#### [WHAT IS NEEDED]
Format each line of the records below as a JSON list of strings, with one string per line. Skip any blank lines, and leave the pictures out.

#### [TASK INPUT]
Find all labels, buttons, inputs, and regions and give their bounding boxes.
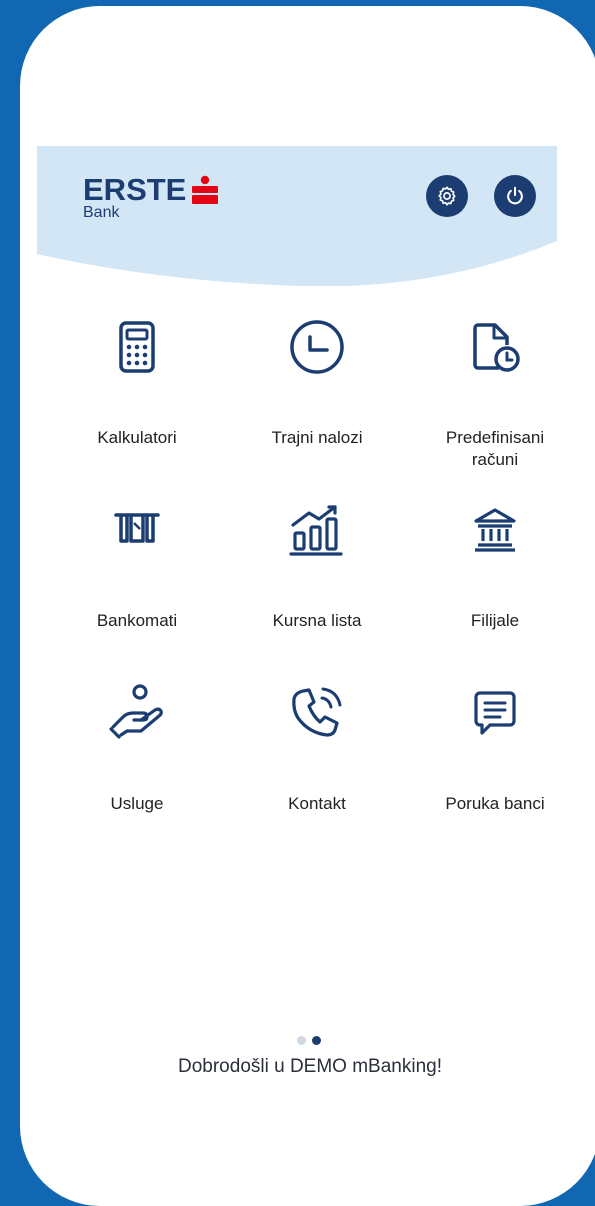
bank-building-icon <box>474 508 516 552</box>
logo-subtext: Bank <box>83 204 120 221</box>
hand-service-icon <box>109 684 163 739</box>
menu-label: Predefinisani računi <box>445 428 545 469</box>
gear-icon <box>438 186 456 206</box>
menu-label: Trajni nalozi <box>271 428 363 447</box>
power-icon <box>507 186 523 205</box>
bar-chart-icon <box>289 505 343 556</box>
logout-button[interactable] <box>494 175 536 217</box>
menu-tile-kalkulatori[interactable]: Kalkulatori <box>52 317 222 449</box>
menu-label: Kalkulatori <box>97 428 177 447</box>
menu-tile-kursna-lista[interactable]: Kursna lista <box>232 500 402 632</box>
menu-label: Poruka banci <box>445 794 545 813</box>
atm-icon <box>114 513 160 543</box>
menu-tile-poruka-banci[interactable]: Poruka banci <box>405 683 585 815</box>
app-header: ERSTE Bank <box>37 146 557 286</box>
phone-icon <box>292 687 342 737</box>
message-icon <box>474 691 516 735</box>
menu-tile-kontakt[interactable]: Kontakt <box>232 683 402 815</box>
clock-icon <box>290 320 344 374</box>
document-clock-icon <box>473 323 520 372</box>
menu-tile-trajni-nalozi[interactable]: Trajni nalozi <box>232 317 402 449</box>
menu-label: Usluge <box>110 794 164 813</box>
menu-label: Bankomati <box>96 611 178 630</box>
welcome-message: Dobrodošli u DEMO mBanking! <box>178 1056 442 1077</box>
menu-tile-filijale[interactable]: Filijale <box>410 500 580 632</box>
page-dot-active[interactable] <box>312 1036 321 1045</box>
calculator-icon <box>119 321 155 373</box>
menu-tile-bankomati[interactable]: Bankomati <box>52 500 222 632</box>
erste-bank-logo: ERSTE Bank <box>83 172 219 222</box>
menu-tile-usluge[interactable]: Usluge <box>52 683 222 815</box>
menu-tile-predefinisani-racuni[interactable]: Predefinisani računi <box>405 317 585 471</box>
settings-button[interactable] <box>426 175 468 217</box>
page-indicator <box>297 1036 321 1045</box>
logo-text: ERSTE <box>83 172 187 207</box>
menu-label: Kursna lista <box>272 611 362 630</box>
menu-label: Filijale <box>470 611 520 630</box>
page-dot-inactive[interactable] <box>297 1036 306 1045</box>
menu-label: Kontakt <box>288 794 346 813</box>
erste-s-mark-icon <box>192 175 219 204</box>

#### [ANSWER FOR THE TASK]
[
  "Find all labels, buttons, inputs, and regions and give their bounding boxes.",
  "bank-building-icon <box>474 508 516 552</box>",
  "logo-subtext: Bank <box>83 204 120 221</box>",
  "hand-service-icon <box>109 684 163 739</box>",
  "menu-label: Predefinisani računi <box>445 428 545 469</box>",
  "gear-icon <box>438 186 456 206</box>",
  "menu-label: Trajni nalozi <box>271 428 363 447</box>",
  "power-icon <box>507 186 523 205</box>",
  "bar-chart-icon <box>289 505 343 556</box>",
  "logout-button[interactable] <box>494 175 536 217</box>",
  "menu-tile-kalkulatori[interactable]: Kalkulatori <box>52 317 222 449</box>",
  "menu-label: Kalkulatori <box>97 428 177 447</box>",
  "menu-tile-kursna-lista[interactable]: Kursna lista <box>232 500 402 632</box>",
  "menu-label: Poruka banci <box>445 794 545 813</box>",
  "atm-icon <box>114 513 160 543</box>",
  "menu-tile-poruka-banci[interactable]: Poruka banci <box>405 683 585 815</box>",
  "app-header: ERSTE Bank <box>37 146 557 286</box>",
  "phone-icon <box>292 687 342 737</box>",
  "message-icon <box>474 691 516 735</box>",
  "menu-tile-kontakt[interactable]: Kontakt <box>232 683 402 815</box>",
  "clock-icon <box>290 320 344 374</box>",
  "document-clock-icon <box>473 323 520 372</box>",
  "menu-tile-trajni-nalozi[interactable]: Trajni nalozi <box>232 317 402 449</box>",
  "menu-label: Usluge <box>110 794 164 813</box>",
  "menu-label: Bankomati <box>96 611 178 630</box>",
  "welcome-message: Dobrodošli u DEMO mBanking! <box>178 1056 442 1077</box>",
  "menu-tile-filijale[interactable]: Filijale <box>410 500 580 632</box>",
  "page-dot-active[interactable] <box>312 1036 321 1045</box>",
  "calculator-icon <box>119 321 155 373</box>",
  "menu-tile-bankomati[interactable]: Bankomati <box>52 500 222 632</box>",
  "erste-bank-logo: ERSTE Bank <box>83 172 219 222</box>",
  "menu-tile-usluge[interactable]: Usluge <box>52 683 222 815</box>",
  "menu-tile-predefinisani-racuni[interactable]: Predefinisani računi <box>405 317 585 471</box>",
  "settings-button[interactable] <box>426 175 468 217</box>",
  "page-indicator <box>297 1036 321 1045</box>",
  "logo-text: ERSTE <box>83 172 187 207</box>",
  "menu-label: Kursna lista <box>272 611 362 630</box>",
  "menu-label: Filijale <box>470 611 520 630</box>",
  "page-dot-inactive[interactable] <box>297 1036 306 1045</box>",
  "menu-label: Kontakt <box>288 794 346 813</box>",
  "erste-s-mark-icon <box>192 175 219 204</box>"
]